▸ Required work: Collect each line of the records containing the string "datorită".

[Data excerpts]
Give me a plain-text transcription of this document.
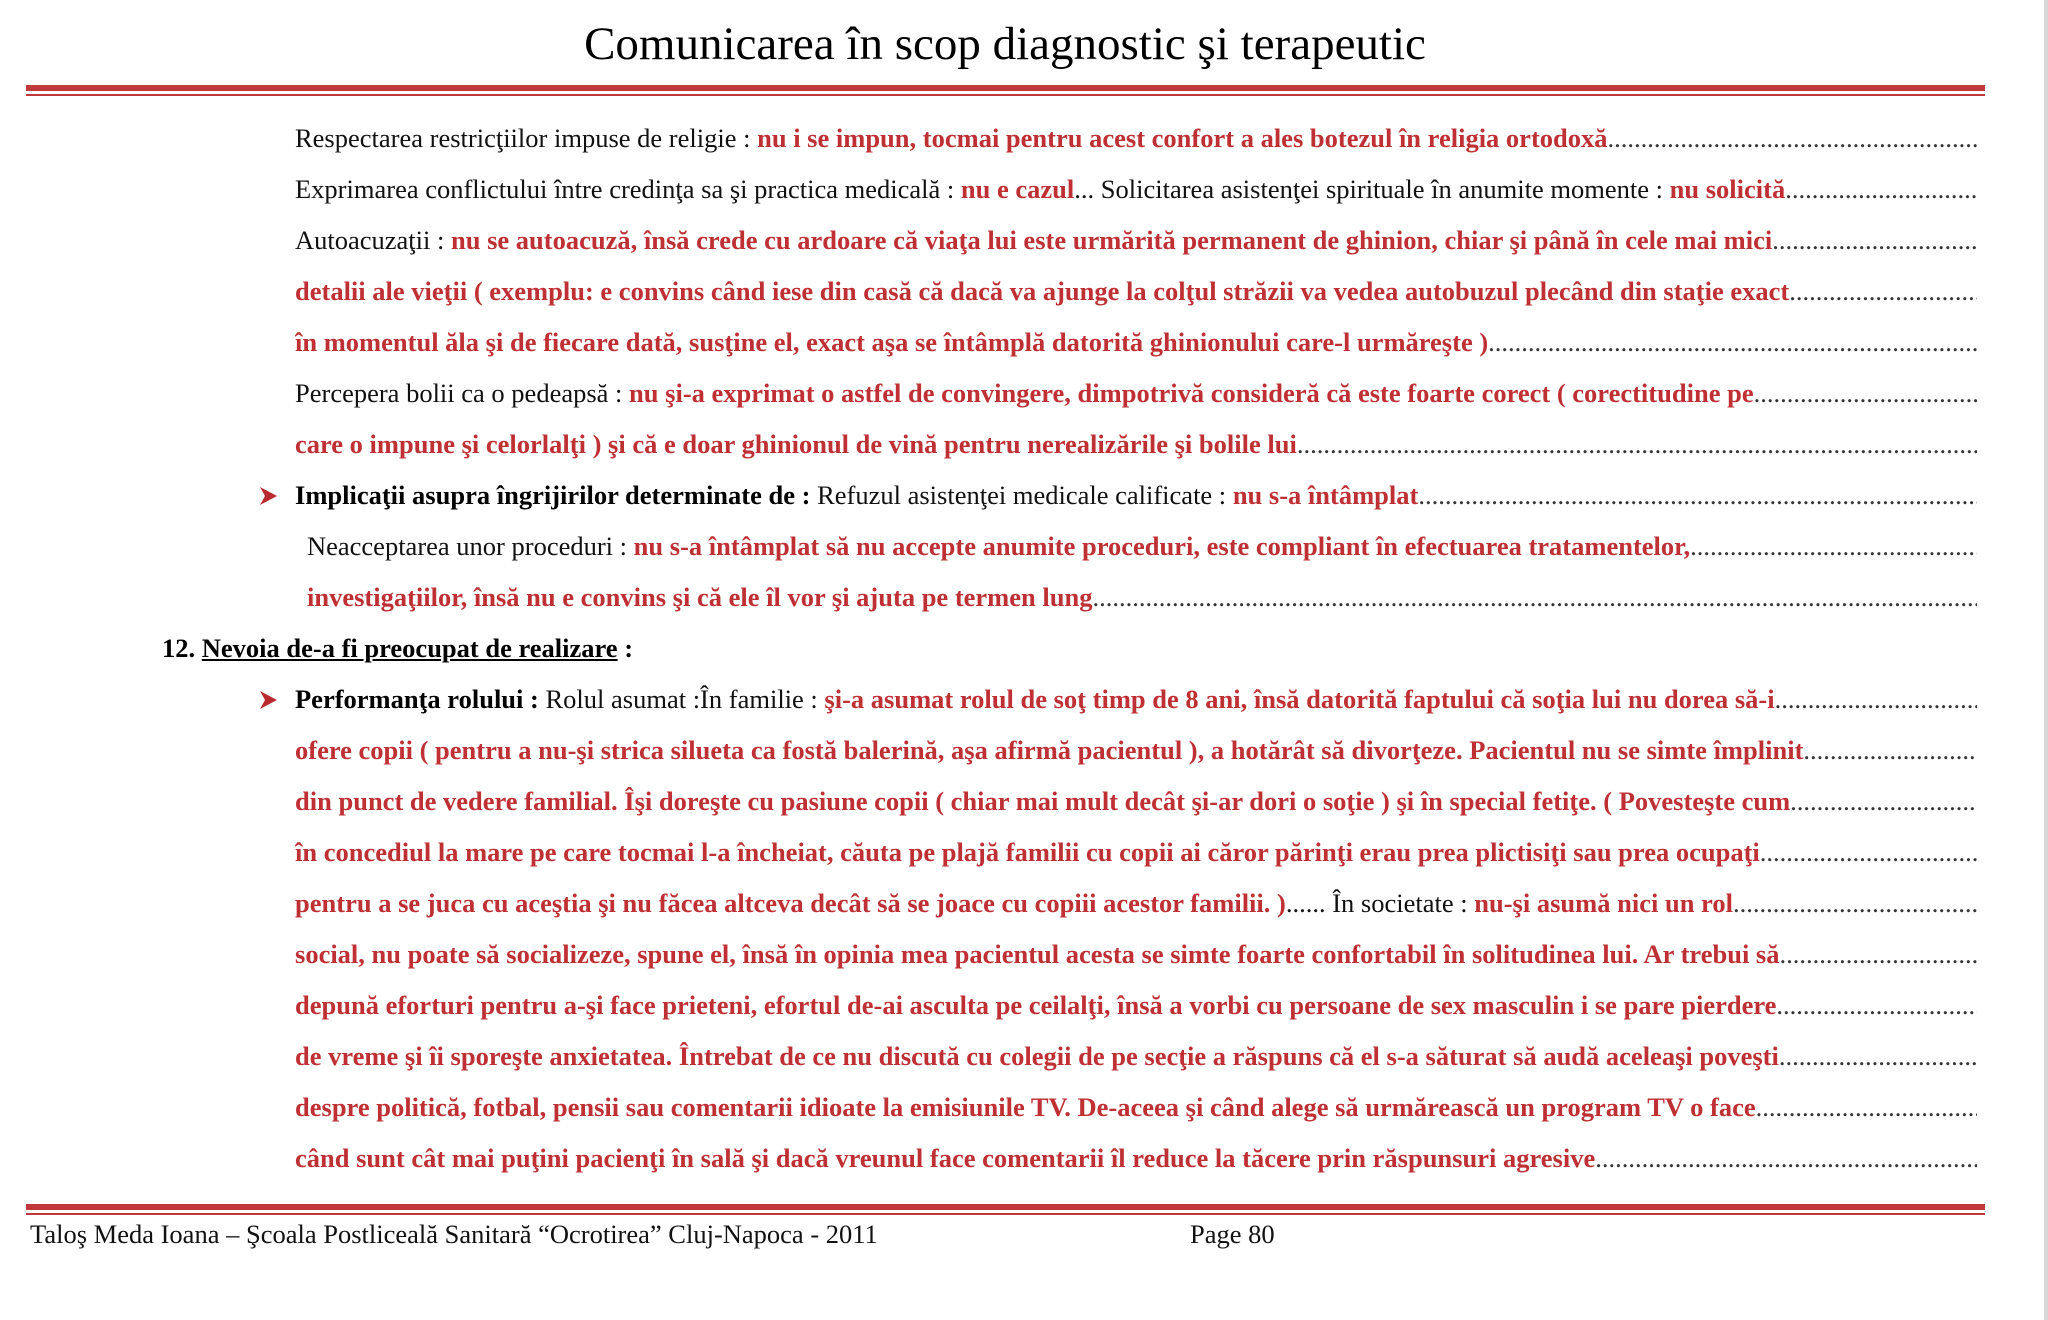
Comunicarea în scop diagnostic şi terapeutic
Respectarea restricţiilor impuse de religie : nu i se impun, tocmai pentru acest confort a ales botezul în religia ortodoxă
.....
Exprimarea conflictului între credinţa sa şi practica medicală : nu e cazul ... Solicitarea asistenţei spirituale în anumite momente : nu solicită
.....
Autoacuzaţii : nu se autoacuză, însă crede cu ardoare că viaţa lui este urmărită permanent de ghinion, chiar şi până în cele mai mici
.....
detalii ale vieţii ( exemplu: e convins când iese din casă că dacă va ajunge la colţul străzii va vedea autobuzul plecând din staţie exact
.....
în momentul ăla şi de fiecare dată, susţine el, exact aşa se întâmplă datorită ghinionului care-l urmăreşte )
.....
Percepera bolii ca o pedeapsă : nu şi-a exprimat o astfel de convingere, dimpotrivă consideră că este foarte corect ( corectitudine pe
.....
care o impune şi celorlalţi ) şi că e doar ghinionul de vină pentru nerealizările şi bolile lui
.....
Implicaţii asupra îngrijirilor determinate de : Refuzul asistenţei medicale calificate : nu s-a întâmplat
.....
Neacceptarea unor proceduri : nu s-a întâmplat să nu accepte anumite proceduri, este compliant în efectuarea tratamentelor,
.....
investigaţiilor, însă nu e convins şi că ele îl vor şi ajuta pe termen lung
.....
12. Nevoia de-a fi preocupat de realizare :
Performanţa rolului : Rolul asumat :În familie : şi-a asumat rolul de soţ timp de 8 ani, însă datorită faptului că soţia lui nu dorea să-i
.....
ofere copii ( pentru a nu-şi strica silueta ca fostă balerină, aşa afirmă pacientul ), a hotărât să divorţeze. Pacientul nu se simte împlinit
.....
din punct de vedere familial. Îşi doreşte cu pasiune copii ( chiar mai mult decât şi-ar dori o soţie ) şi în special fetiţe. ( Povesteşte cum
.....
în concediul la mare pe care tocmai l-a încheiat, căuta pe plajă familii cu copii ai căror părinţi erau prea plictisiţi sau prea ocupaţi
.....
pentru a se juca cu aceştia şi nu făcea altceva decât să se joace cu copiii acestor familii. ) ...... În societate : nu-şi asumă nici un rol
.....
social, nu poate să socializeze, spune el, însă în opinia mea pacientul acesta se simte foarte confortabil în solitudinea lui. Ar trebui să
.....
depună eforturi pentru a-şi face prieteni, efortul de-ai asculta pe ceilalţi, însă a vorbi cu persoane de sex masculin i se pare pierdere
.....
de vreme şi îi sporeşte anxietatea. Întrebat de ce nu discută cu colegii de pe secţie a răspuns că el s-a săturat să audă aceleaşi poveşti
.....
despre politică, fotbal, pensii sau comentarii idioate la emisiunile TV. De-aceea şi când alege să urmărească un program TV o face
.....
când sunt cât mai puţini pacienţi în sală şi dacă vreunul face comentarii îl reduce la tăcere prin răspunsuri agresive
.....
Taloş Meda Ioana – Şcoala Postliceală Sanitară “Ocrotirea” Cluj-Napoca - 2011	Page 80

▸ Solution below:
în momentul ăla şi de fiecare dată, susţine el, exact aşa se întâmplă datorită ghinionului care-l urmăreşte )
Performanţa rolului : Rolul asumat :În familie : şi-a asumat rolul de soţ timp de 8 ani, însă datorită faptului că soţia lui nu dorea să-i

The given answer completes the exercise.